## WHAT YOU WILL DO
Return every entry exactly.

[Dataset records]
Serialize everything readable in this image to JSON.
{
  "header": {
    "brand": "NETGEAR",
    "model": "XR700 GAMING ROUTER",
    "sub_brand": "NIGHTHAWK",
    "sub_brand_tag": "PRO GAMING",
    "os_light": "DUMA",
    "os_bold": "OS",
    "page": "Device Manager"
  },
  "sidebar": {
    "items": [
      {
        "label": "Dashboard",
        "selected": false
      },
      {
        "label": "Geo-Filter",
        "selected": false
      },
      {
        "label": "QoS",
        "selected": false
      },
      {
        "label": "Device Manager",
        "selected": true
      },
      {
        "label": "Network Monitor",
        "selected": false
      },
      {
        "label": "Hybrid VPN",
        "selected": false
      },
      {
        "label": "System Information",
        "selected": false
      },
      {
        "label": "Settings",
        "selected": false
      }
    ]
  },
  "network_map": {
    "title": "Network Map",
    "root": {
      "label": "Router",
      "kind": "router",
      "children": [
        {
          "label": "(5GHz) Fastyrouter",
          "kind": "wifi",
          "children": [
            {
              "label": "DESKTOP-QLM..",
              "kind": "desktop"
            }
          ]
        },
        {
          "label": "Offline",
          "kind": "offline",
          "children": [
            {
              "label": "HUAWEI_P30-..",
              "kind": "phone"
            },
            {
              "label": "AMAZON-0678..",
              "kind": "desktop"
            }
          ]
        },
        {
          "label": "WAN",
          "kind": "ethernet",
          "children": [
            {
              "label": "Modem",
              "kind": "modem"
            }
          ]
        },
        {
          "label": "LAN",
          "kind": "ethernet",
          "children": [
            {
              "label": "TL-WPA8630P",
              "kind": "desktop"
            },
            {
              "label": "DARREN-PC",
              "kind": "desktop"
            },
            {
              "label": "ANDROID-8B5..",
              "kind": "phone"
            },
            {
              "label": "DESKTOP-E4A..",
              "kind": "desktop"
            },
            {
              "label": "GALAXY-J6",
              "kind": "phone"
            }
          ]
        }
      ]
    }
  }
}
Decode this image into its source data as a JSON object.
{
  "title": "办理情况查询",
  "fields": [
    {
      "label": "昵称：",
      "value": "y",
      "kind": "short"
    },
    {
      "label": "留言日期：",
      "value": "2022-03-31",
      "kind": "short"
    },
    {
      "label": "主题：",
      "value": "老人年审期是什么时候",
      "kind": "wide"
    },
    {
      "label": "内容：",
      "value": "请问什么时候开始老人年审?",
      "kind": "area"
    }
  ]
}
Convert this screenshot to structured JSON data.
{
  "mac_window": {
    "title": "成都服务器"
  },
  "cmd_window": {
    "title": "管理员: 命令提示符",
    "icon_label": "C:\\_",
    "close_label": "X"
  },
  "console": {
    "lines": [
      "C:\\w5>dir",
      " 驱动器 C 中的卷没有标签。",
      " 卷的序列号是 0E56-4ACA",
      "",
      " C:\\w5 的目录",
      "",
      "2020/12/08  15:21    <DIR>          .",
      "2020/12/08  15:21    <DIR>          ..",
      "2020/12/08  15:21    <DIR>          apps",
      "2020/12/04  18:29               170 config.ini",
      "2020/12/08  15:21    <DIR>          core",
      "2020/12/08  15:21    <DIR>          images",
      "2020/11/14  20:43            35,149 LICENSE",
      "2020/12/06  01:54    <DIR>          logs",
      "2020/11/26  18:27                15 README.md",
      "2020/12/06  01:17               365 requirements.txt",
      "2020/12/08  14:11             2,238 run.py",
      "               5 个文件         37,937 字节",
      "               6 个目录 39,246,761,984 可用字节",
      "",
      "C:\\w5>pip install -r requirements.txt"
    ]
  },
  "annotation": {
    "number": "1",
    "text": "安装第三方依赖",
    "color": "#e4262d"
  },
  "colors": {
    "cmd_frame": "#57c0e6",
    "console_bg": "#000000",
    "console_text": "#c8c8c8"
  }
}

## RESPONSE TO THIS TASK
Serialize everything readable in this image to JSON.
{
  "header": {
    "brand": "NETGEAR",
    "model": "XR700 GAMING ROUTER",
    "sub_brand": "NIGHTHAWK",
    "sub_brand_tag": "PRO GAMING",
    "os_light": "DUMA",
    "os_bold": "OS",
    "page": "Device Manager"
  },
  "sidebar": {
    "items": [
      {
        "label": "Dashboard",
        "selected": false
      },
      {
        "label": "Geo-Filter",
        "selected": false
      },
      {
        "label": "QoS",
        "selected": false
      },
      {
        "label": "Device Manager",
        "selected": true
      },
      {
        "label": "Network Monitor",
        "selected": false
      },
      {
        "label": "Hybrid VPN",
        "selected": false
      },
      {
        "label": "System Information",
        "selected": false
      },
      {
        "label": "Settings",
        "selected": false
      }
    ]
  },
  "network_map": {
    "title": "Network Map",
    "root": {
      "label": "Router",
      "kind": "router",
      "children": [
        {
          "label": "(5GHz) Fastyrouter",
          "kind": "wifi",
          "children": [
            {
              "label": "DESKTOP-QLM..",
              "kind": "desktop"
            }
          ]
        },
        {
          "label": "Offline",
          "kind": "offline",
          "children": [
            {
              "label": "HUAWEI_P30-..",
              "kind": "phone"
            },
            {
              "label": "AMAZON-0678..",
              "kind": "desktop"
            }
          ]
        },
        {
          "label": "WAN",
          "kind": "ethernet",
          "children": [
            {
              "label": "Modem",
              "kind": "modem"
            }
          ]
        },
        {
          "label": "LAN",
          "kind": "ethernet",
          "children": [
            {
              "label": "TL-WPA8630P",
              "kind": "desktop"
            },
            {
              "label": "DARREN-PC",
              "kind": "desktop"
            },
            {
              "label": "ANDROID-8B5..",
              "kind": "phone"
            },
            {
              "label": "DESKTOP-E4A..",
              "kind": "desktop"
            },
            {
              "label": "GALAXY-J6",
              "kind": "phone"
            }
          ]
        }
      ]
    }
  }
}
Decode this image into its source data as a JSON object.
{
  "title": "办理情况查询",
  "fields": [
    {
      "label": "昵称：",
      "value": "y",
      "kind": "short"
    },
    {
      "label": "留言日期：",
      "value": "2022-03-31",
      "kind": "short"
    },
    {
      "label": "主题：",
      "value": "老人年审期是什么时候",
      "kind": "wide"
    },
    {
      "label": "内容：",
      "value": "请问什么时候开始老人年审?",
      "kind": "area"
    }
  ]
}
Convert this screenshot to structured JSON data.
{
  "mac_window": {
    "title": "成都服务器"
  },
  "cmd_window": {
    "title": "管理员: 命令提示符",
    "icon_label": "C:\\_",
    "close_label": "X"
  },
  "console": {
    "lines": [
      "C:\\w5>dir",
      " 驱动器 C 中的卷没有标签。",
      " 卷的序列号是 0E56-4ACA",
      "",
      " C:\\w5 的目录",
      "",
      "2020/12/08  15:21    <DIR>          .",
      "2020/12/08  15:21    <DIR>          ..",
      "2020/12/08  15:21    <DIR>          apps",
      "2020/12/04  18:29               170 config.ini",
      "2020/12/08  15:21    <DIR>          core",
      "2020/12/08  15:21    <DIR>          images",
      "2020/11/14  20:43            35,149 LICENSE",
      "2020/12/06  01:54    <DIR>          logs",
      "2020/11/26  18:27                15 README.md",
      "2020/12/06  01:17               365 requirements.txt",
      "2020/12/08  14:11             2,238 run.py",
      "               5 个文件         37,937 字节",
      "               6 个目录 39,246,761,984 可用字节",
      "",
      "C:\\w5>pip install -r requirements.txt"
    ]
  },
  "annotation": {
    "number": "1",
    "text": "安装第三方依赖",
    "color": "#e4262d"
  },
  "colors": {
    "cmd_frame": "#57c0e6",
    "console_bg": "#000000",
    "console_text": "#c8c8c8"
  }
}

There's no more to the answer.